start Given data
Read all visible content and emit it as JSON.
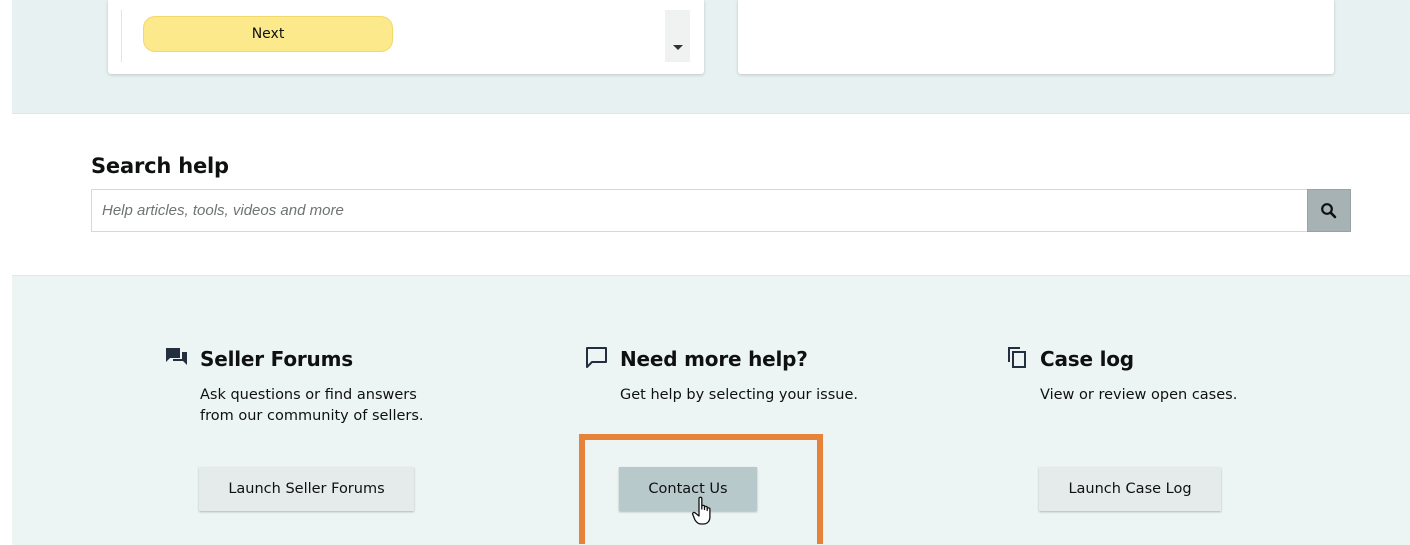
{
  "wizard": {
    "next_label": "Next",
    "dropdown_icon": "caret-down-icon"
  },
  "search": {
    "title": "Search help",
    "placeholder": "Help articles, tools, videos and more",
    "value": "",
    "button_icon": "search-icon"
  },
  "help_options": [
    {
      "icon": "forum-chat-icon",
      "title": "Seller Forums",
      "description": "Ask questions or find answers from our community of sellers.",
      "button_label": "Launch Seller Forums"
    },
    {
      "icon": "speech-bubble-icon",
      "title": "Need more help?",
      "description": "Get help by selecting your issue.",
      "button_label": "Contact Us"
    },
    {
      "icon": "copy-pages-icon",
      "title": "Case log",
      "description": "View or review open cases.",
      "button_label": "Launch Case Log"
    }
  ],
  "colors": {
    "next_button": "#fce98c",
    "highlight": "#e6823a",
    "band": "#e8f1f2",
    "search_button": "#a7b2b4"
  }
}
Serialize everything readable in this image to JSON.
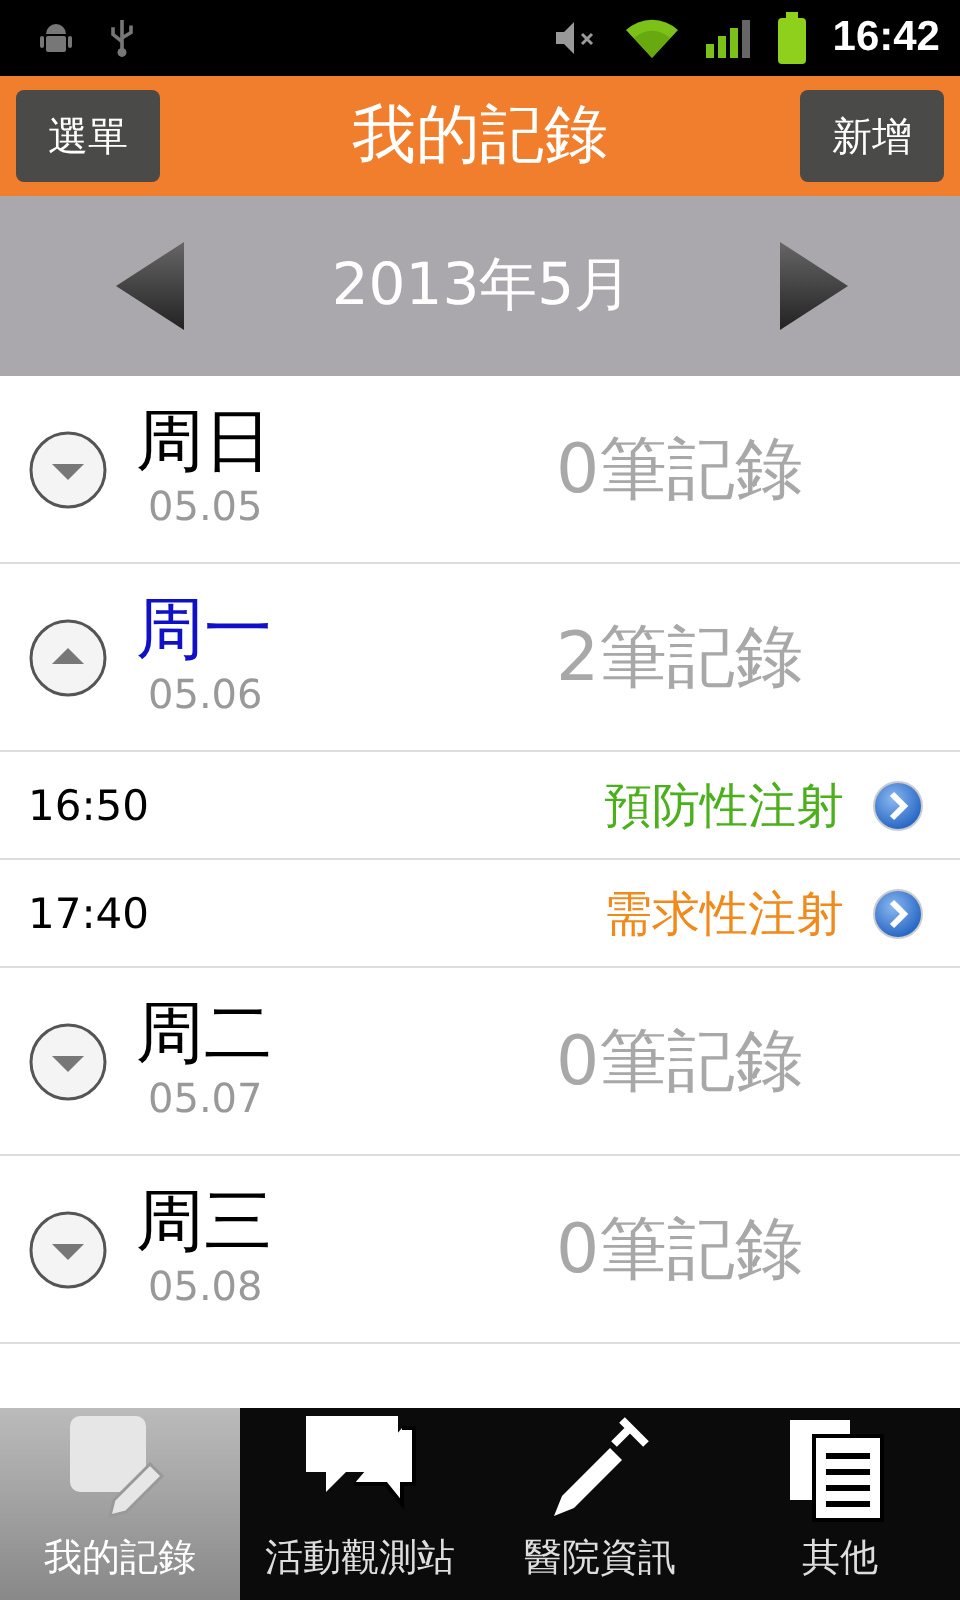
{
  "status_bar": {
    "time": "16:42"
  },
  "header": {
    "menu_button": "選單",
    "title": "我的記錄",
    "add_button": "新增"
  },
  "month_nav": {
    "label": "2013年5月"
  },
  "days": [
    {
      "day": "周日",
      "date": "05.05",
      "count": "0筆記錄",
      "expanded": false,
      "selected": false
    },
    {
      "day": "周一",
      "date": "05.06",
      "count": "2筆記錄",
      "expanded": true,
      "selected": true,
      "children": [
        {
          "time": "16:50",
          "label": "預防性注射",
          "color": "#4caf1c"
        },
        {
          "time": "17:40",
          "label": "需求性注射",
          "color": "#f08a1c"
        }
      ]
    },
    {
      "day": "周二",
      "date": "05.07",
      "count": "0筆記錄",
      "expanded": false,
      "selected": false
    },
    {
      "day": "周三",
      "date": "05.08",
      "count": "0筆記錄",
      "expanded": false,
      "selected": false
    }
  ],
  "tabs": [
    {
      "label": "我的記錄",
      "kind": "note",
      "selected": true
    },
    {
      "label": "活動觀測站",
      "kind": "chat",
      "selected": false
    },
    {
      "label": "醫院資訊",
      "kind": "syringe",
      "selected": false
    },
    {
      "label": "其他",
      "kind": "pages",
      "selected": false
    }
  ]
}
end Given data
__Your task__.
Search the lines for "more". Copy each line that has it.

__Output below__.
    "placeholder": "Help articles, tools, videos and more",
      "title": "Need more help?",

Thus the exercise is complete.